# [WRITTEN PROBLEM]
Do not carry the pictures over; copy every other part of the entries exactly.

Records from a collection
_ _ _

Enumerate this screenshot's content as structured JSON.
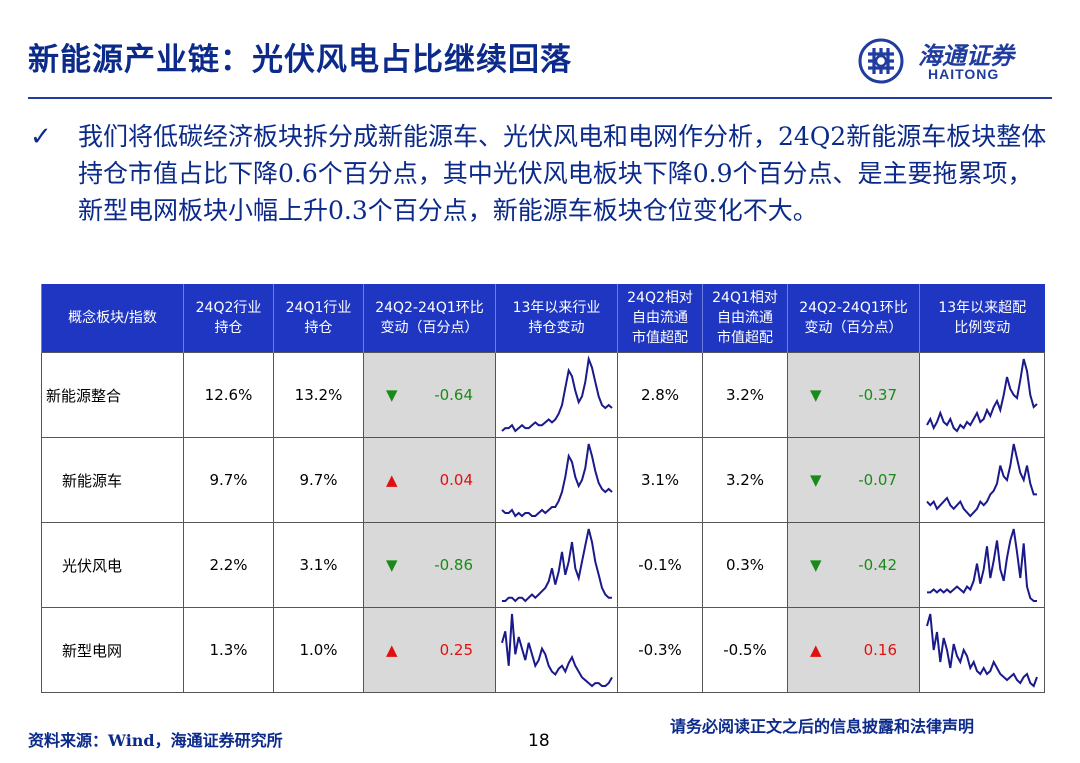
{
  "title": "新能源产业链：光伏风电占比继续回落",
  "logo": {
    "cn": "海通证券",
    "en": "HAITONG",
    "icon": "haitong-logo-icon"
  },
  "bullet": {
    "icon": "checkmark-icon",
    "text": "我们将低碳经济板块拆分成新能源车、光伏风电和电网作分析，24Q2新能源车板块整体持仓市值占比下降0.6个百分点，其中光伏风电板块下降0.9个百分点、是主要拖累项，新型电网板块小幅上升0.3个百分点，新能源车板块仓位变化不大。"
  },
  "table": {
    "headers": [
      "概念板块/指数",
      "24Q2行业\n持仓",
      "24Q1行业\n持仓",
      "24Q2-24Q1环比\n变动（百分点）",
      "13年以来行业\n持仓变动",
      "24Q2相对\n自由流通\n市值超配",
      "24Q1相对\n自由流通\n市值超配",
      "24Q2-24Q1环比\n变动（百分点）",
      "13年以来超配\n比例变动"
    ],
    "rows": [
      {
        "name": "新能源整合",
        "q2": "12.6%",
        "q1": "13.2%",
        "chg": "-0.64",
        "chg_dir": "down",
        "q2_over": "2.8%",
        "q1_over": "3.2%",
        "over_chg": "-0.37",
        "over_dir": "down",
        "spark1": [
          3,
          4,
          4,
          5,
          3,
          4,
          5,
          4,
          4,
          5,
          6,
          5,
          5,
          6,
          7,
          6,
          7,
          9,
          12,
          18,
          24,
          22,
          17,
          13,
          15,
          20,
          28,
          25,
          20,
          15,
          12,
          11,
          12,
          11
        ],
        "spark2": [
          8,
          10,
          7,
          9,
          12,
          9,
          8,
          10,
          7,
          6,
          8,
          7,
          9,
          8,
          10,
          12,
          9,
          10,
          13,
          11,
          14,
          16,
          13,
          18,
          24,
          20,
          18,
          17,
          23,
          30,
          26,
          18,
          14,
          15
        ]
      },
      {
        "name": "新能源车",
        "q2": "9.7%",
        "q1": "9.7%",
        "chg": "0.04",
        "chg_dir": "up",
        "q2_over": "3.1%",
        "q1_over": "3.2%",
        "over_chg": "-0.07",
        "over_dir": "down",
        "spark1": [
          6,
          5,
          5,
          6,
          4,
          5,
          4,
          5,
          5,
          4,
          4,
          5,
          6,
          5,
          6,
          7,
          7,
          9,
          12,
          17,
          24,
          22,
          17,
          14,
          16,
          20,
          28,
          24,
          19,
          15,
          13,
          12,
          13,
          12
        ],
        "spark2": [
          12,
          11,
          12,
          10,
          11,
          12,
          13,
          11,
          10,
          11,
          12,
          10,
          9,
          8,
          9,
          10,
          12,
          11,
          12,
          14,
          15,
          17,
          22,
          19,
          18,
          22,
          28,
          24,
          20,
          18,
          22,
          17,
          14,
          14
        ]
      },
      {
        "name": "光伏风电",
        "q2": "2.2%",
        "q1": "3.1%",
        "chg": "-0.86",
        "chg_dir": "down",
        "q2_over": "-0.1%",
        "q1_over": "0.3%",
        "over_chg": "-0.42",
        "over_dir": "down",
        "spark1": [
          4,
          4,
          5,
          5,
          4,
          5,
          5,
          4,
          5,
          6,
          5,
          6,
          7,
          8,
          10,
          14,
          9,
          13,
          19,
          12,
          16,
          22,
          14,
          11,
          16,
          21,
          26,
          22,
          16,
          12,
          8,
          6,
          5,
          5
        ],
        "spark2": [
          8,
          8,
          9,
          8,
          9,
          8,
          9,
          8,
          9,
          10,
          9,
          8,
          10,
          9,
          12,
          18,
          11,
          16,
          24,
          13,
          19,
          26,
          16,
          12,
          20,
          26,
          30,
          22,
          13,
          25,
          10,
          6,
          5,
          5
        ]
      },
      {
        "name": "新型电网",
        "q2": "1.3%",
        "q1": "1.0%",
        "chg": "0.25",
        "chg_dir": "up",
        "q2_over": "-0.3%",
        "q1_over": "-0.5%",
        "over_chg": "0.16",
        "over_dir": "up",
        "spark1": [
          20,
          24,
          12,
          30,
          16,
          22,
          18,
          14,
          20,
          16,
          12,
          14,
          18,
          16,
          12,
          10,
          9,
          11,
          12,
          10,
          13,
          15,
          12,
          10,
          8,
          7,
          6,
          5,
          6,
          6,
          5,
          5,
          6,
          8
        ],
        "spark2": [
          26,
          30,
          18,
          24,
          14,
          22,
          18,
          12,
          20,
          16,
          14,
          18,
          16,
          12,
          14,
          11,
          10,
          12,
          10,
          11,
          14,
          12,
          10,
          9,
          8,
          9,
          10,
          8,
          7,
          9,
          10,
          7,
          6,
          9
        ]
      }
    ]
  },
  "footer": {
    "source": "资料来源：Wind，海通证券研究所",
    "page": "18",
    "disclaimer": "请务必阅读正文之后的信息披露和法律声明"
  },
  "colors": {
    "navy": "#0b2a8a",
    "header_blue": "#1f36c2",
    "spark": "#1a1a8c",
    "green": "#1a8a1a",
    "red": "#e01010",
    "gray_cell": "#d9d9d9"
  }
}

_ _ _

# [TASK ANSWER]
Enumerate this screenshot's content as structured JSON.
{
  "title": "新能源产业链：光伏风电占比继续回落",
  "logo": {
    "cn": "海通证券",
    "en": "HAITONG",
    "icon": "haitong-logo-icon"
  },
  "bullet": {
    "icon": "checkmark-icon",
    "text": "我们将低碳经济板块拆分成新能源车、光伏风电和电网作分析，24Q2新能源车板块整体持仓市值占比下降0.6个百分点，其中光伏风电板块下降0.9个百分点、是主要拖累项，新型电网板块小幅上升0.3个百分点，新能源车板块仓位变化不大。"
  },
  "table": {
    "headers": [
      "概念板块/指数",
      "24Q2行业\n持仓",
      "24Q1行业\n持仓",
      "24Q2-24Q1环比\n变动（百分点）",
      "13年以来行业\n持仓变动",
      "24Q2相对\n自由流通\n市值超配",
      "24Q1相对\n自由流通\n市值超配",
      "24Q2-24Q1环比\n变动（百分点）",
      "13年以来超配\n比例变动"
    ],
    "rows": [
      {
        "name": "新能源整合",
        "q2": "12.6%",
        "q1": "13.2%",
        "chg": "-0.64",
        "chg_dir": "down",
        "q2_over": "2.8%",
        "q1_over": "3.2%",
        "over_chg": "-0.37",
        "over_dir": "down",
        "spark1": [
          3,
          4,
          4,
          5,
          3,
          4,
          5,
          4,
          4,
          5,
          6,
          5,
          5,
          6,
          7,
          6,
          7,
          9,
          12,
          18,
          24,
          22,
          17,
          13,
          15,
          20,
          28,
          25,
          20,
          15,
          12,
          11,
          12,
          11
        ],
        "spark2": [
          8,
          10,
          7,
          9,
          12,
          9,
          8,
          10,
          7,
          6,
          8,
          7,
          9,
          8,
          10,
          12,
          9,
          10,
          13,
          11,
          14,
          16,
          13,
          18,
          24,
          20,
          18,
          17,
          23,
          30,
          26,
          18,
          14,
          15
        ]
      },
      {
        "name": "新能源车",
        "q2": "9.7%",
        "q1": "9.7%",
        "chg": "0.04",
        "chg_dir": "up",
        "q2_over": "3.1%",
        "q1_over": "3.2%",
        "over_chg": "-0.07",
        "over_dir": "down",
        "spark1": [
          6,
          5,
          5,
          6,
          4,
          5,
          4,
          5,
          5,
          4,
          4,
          5,
          6,
          5,
          6,
          7,
          7,
          9,
          12,
          17,
          24,
          22,
          17,
          14,
          16,
          20,
          28,
          24,
          19,
          15,
          13,
          12,
          13,
          12
        ],
        "spark2": [
          12,
          11,
          12,
          10,
          11,
          12,
          13,
          11,
          10,
          11,
          12,
          10,
          9,
          8,
          9,
          10,
          12,
          11,
          12,
          14,
          15,
          17,
          22,
          19,
          18,
          22,
          28,
          24,
          20,
          18,
          22,
          17,
          14,
          14
        ]
      },
      {
        "name": "光伏风电",
        "q2": "2.2%",
        "q1": "3.1%",
        "chg": "-0.86",
        "chg_dir": "down",
        "q2_over": "-0.1%",
        "q1_over": "0.3%",
        "over_chg": "-0.42",
        "over_dir": "down",
        "spark1": [
          4,
          4,
          5,
          5,
          4,
          5,
          5,
          4,
          5,
          6,
          5,
          6,
          7,
          8,
          10,
          14,
          9,
          13,
          19,
          12,
          16,
          22,
          14,
          11,
          16,
          21,
          26,
          22,
          16,
          12,
          8,
          6,
          5,
          5
        ],
        "spark2": [
          8,
          8,
          9,
          8,
          9,
          8,
          9,
          8,
          9,
          10,
          9,
          8,
          10,
          9,
          12,
          18,
          11,
          16,
          24,
          13,
          19,
          26,
          16,
          12,
          20,
          26,
          30,
          22,
          13,
          25,
          10,
          6,
          5,
          5
        ]
      },
      {
        "name": "新型电网",
        "q2": "1.3%",
        "q1": "1.0%",
        "chg": "0.25",
        "chg_dir": "up",
        "q2_over": "-0.3%",
        "q1_over": "-0.5%",
        "over_chg": "0.16",
        "over_dir": "up",
        "spark1": [
          20,
          24,
          12,
          30,
          16,
          22,
          18,
          14,
          20,
          16,
          12,
          14,
          18,
          16,
          12,
          10,
          9,
          11,
          12,
          10,
          13,
          15,
          12,
          10,
          8,
          7,
          6,
          5,
          6,
          6,
          5,
          5,
          6,
          8
        ],
        "spark2": [
          26,
          30,
          18,
          24,
          14,
          22,
          18,
          12,
          20,
          16,
          14,
          18,
          16,
          12,
          14,
          11,
          10,
          12,
          10,
          11,
          14,
          12,
          10,
          9,
          8,
          9,
          10,
          8,
          7,
          9,
          10,
          7,
          6,
          9
        ]
      }
    ]
  },
  "footer": {
    "source": "资料来源：Wind，海通证券研究所",
    "page": "18",
    "disclaimer": "请务必阅读正文之后的信息披露和法律声明"
  },
  "colors": {
    "navy": "#0b2a8a",
    "header_blue": "#1f36c2",
    "spark": "#1a1a8c",
    "green": "#1a8a1a",
    "red": "#e01010",
    "gray_cell": "#d9d9d9"
  }
}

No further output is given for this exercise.